[Your task] Provide the data again in its entirety, exactly as given.

(Records about charts and figures)
------------

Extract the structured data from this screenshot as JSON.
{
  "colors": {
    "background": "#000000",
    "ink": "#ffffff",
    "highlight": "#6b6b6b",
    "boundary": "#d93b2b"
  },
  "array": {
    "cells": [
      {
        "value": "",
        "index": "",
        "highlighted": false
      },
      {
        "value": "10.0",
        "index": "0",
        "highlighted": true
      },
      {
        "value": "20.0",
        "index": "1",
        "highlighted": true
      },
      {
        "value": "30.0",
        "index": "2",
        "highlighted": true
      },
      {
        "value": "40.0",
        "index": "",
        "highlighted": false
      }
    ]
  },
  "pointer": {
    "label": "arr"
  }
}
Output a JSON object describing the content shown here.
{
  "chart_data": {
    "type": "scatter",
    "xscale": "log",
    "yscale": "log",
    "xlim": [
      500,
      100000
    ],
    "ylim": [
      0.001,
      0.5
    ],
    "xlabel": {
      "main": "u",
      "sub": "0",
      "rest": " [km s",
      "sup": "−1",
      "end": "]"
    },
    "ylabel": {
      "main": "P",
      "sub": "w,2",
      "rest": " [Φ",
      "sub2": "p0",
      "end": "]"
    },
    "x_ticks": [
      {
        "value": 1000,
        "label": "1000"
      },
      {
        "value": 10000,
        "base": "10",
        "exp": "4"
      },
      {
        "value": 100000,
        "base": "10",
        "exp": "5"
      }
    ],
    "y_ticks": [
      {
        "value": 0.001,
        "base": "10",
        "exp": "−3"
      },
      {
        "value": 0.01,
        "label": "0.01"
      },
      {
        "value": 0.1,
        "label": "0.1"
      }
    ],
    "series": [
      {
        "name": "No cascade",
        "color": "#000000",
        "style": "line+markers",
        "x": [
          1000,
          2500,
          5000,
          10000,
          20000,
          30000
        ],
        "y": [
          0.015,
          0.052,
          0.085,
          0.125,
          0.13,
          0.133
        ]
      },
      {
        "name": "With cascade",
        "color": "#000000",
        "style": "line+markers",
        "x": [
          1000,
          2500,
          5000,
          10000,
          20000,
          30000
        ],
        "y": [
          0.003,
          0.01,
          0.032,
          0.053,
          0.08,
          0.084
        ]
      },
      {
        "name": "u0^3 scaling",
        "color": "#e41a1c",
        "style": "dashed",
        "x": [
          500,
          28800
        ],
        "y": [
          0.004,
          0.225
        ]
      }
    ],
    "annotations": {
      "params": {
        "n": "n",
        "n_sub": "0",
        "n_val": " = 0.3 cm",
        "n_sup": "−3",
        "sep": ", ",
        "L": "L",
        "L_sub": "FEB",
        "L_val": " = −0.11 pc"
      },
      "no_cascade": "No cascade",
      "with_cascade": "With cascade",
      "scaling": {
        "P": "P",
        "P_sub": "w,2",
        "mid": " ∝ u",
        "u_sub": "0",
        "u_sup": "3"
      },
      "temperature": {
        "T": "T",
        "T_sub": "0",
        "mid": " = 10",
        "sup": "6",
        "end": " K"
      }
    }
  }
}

------------

[Worked solution]
Extract the structured data from this screenshot as JSON.
{
  "colors": {
    "background": "#000000",
    "ink": "#ffffff",
    "highlight": "#6b6b6b",
    "boundary": "#d93b2b"
  },
  "array": {
    "cells": [
      {
        "value": "",
        "index": "",
        "highlighted": false
      },
      {
        "value": "10.0",
        "index": "0",
        "highlighted": true
      },
      {
        "value": "20.0",
        "index": "1",
        "highlighted": true
      },
      {
        "value": "30.0",
        "index": "2",
        "highlighted": true
      },
      {
        "value": "40.0",
        "index": "",
        "highlighted": false
      }
    ]
  },
  "pointer": {
    "label": "arr"
  }
}
Output a JSON object describing the content shown here.
{
  "chart_data": {
    "type": "scatter",
    "xscale": "log",
    "yscale": "log",
    "xlim": [
      500,
      100000
    ],
    "ylim": [
      0.001,
      0.5
    ],
    "xlabel": {
      "main": "u",
      "sub": "0",
      "rest": " [km s",
      "sup": "−1",
      "end": "]"
    },
    "ylabel": {
      "main": "P",
      "sub": "w,2",
      "rest": " [Φ",
      "sub2": "p0",
      "end": "]"
    },
    "x_ticks": [
      {
        "value": 1000,
        "label": "1000"
      },
      {
        "value": 10000,
        "base": "10",
        "exp": "4"
      },
      {
        "value": 100000,
        "base": "10",
        "exp": "5"
      }
    ],
    "y_ticks": [
      {
        "value": 0.001,
        "base": "10",
        "exp": "−3"
      },
      {
        "value": 0.01,
        "label": "0.01"
      },
      {
        "value": 0.1,
        "label": "0.1"
      }
    ],
    "series": [
      {
        "name": "No cascade",
        "color": "#000000",
        "style": "line+markers",
        "x": [
          1000,
          2500,
          5000,
          10000,
          20000,
          30000
        ],
        "y": [
          0.015,
          0.052,
          0.085,
          0.125,
          0.13,
          0.133
        ]
      },
      {
        "name": "With cascade",
        "color": "#000000",
        "style": "line+markers",
        "x": [
          1000,
          2500,
          5000,
          10000,
          20000,
          30000
        ],
        "y": [
          0.003,
          0.01,
          0.032,
          0.053,
          0.08,
          0.084
        ]
      },
      {
        "name": "u0^3 scaling",
        "color": "#e41a1c",
        "style": "dashed",
        "x": [
          500,
          28800
        ],
        "y": [
          0.004,
          0.225
        ]
      }
    ],
    "annotations": {
      "params": {
        "n": "n",
        "n_sub": "0",
        "n_val": " = 0.3 cm",
        "n_sup": "−3",
        "sep": ", ",
        "L": "L",
        "L_sub": "FEB",
        "L_val": " = −0.11 pc"
      },
      "no_cascade": "No cascade",
      "with_cascade": "With cascade",
      "scaling": {
        "P": "P",
        "P_sub": "w,2",
        "mid": " ∝ u",
        "u_sub": "0",
        "u_sup": "3"
      },
      "temperature": {
        "T": "T",
        "T_sub": "0",
        "mid": " = 10",
        "sup": "6",
        "end": " K"
      }
    }
  }
}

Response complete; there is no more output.